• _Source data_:
=====

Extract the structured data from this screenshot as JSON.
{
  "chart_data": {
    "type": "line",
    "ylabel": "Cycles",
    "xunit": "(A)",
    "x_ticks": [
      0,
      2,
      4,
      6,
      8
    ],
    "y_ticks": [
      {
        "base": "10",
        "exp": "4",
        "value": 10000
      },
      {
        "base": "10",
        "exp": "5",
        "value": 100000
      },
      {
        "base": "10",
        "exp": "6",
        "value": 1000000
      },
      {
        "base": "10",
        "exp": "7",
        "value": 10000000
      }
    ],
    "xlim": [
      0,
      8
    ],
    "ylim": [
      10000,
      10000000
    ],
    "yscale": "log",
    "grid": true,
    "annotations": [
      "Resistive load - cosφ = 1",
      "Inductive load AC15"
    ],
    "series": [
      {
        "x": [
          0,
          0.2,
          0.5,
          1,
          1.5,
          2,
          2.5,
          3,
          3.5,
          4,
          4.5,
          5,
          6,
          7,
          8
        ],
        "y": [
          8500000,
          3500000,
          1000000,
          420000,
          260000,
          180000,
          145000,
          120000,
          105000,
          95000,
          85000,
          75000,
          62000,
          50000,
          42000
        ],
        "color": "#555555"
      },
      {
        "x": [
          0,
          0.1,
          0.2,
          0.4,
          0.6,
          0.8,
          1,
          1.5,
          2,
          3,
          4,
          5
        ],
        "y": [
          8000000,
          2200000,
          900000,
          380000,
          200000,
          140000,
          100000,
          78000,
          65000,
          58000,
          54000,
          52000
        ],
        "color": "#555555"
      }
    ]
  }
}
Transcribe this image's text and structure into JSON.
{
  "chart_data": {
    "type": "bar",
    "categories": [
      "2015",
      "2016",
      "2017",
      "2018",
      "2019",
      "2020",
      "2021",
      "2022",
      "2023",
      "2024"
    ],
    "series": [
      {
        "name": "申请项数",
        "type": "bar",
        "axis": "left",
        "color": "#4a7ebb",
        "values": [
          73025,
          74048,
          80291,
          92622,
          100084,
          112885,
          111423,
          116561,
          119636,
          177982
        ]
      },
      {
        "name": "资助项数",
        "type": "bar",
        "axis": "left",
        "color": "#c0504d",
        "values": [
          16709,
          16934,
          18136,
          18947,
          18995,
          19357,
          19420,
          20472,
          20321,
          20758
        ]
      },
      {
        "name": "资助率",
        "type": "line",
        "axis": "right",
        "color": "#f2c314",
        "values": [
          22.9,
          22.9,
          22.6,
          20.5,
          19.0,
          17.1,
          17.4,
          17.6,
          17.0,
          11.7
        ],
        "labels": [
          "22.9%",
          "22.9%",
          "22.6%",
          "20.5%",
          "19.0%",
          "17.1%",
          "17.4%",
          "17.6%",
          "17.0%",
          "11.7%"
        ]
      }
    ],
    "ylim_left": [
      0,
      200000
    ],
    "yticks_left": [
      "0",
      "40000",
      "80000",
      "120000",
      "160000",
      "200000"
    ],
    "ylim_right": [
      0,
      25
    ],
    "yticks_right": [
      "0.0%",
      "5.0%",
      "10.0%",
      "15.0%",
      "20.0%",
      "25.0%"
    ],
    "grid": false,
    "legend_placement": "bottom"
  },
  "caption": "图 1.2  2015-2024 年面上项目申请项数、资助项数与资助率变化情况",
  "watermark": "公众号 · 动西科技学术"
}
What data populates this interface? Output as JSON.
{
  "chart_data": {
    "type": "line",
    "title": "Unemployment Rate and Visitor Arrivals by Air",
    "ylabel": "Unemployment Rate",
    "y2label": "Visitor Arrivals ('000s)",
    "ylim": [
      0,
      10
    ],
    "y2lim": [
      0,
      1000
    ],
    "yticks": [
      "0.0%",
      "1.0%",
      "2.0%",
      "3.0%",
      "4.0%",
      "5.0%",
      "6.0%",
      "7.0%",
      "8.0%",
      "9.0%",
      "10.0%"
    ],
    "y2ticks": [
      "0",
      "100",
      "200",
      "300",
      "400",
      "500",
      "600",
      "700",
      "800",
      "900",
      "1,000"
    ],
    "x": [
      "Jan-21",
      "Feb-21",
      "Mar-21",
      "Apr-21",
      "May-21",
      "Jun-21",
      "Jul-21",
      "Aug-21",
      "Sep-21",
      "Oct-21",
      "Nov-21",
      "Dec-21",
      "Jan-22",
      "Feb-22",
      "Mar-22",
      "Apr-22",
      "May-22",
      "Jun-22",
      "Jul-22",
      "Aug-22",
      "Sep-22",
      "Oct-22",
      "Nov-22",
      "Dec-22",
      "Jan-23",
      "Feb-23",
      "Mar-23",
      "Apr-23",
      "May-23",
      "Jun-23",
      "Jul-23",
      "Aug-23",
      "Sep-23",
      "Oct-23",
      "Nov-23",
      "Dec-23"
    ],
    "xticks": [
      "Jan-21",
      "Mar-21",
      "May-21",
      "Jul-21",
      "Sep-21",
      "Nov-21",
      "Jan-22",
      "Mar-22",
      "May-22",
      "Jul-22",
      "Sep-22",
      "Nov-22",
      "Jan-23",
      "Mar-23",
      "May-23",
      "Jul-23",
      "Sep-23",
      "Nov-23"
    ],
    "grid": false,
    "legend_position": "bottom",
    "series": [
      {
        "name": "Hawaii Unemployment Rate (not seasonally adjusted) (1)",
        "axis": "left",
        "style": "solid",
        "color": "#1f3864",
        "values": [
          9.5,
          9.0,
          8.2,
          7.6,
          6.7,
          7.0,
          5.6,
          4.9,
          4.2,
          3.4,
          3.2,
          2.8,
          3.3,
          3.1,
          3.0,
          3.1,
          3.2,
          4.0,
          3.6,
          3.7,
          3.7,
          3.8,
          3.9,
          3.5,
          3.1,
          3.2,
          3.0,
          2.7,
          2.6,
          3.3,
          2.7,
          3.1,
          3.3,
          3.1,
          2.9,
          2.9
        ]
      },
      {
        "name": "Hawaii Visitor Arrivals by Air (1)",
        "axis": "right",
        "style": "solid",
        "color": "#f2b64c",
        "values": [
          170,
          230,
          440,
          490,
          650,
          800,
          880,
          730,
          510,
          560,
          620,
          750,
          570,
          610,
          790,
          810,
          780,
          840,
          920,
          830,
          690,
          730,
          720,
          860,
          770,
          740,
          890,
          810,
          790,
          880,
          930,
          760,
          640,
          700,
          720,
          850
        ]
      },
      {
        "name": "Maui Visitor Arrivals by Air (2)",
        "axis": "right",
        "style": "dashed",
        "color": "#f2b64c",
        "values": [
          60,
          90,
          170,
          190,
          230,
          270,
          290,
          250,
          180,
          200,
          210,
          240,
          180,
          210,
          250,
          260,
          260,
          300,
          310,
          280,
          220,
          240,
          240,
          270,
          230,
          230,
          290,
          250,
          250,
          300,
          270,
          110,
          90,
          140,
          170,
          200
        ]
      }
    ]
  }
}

=====

• _STATED GOAL_:
List the lines of the records where "bottom" occurs.

• _EXERCISE RESPONSE_:
    "legend_placement": "bottom"
    "legend_position": "bottom",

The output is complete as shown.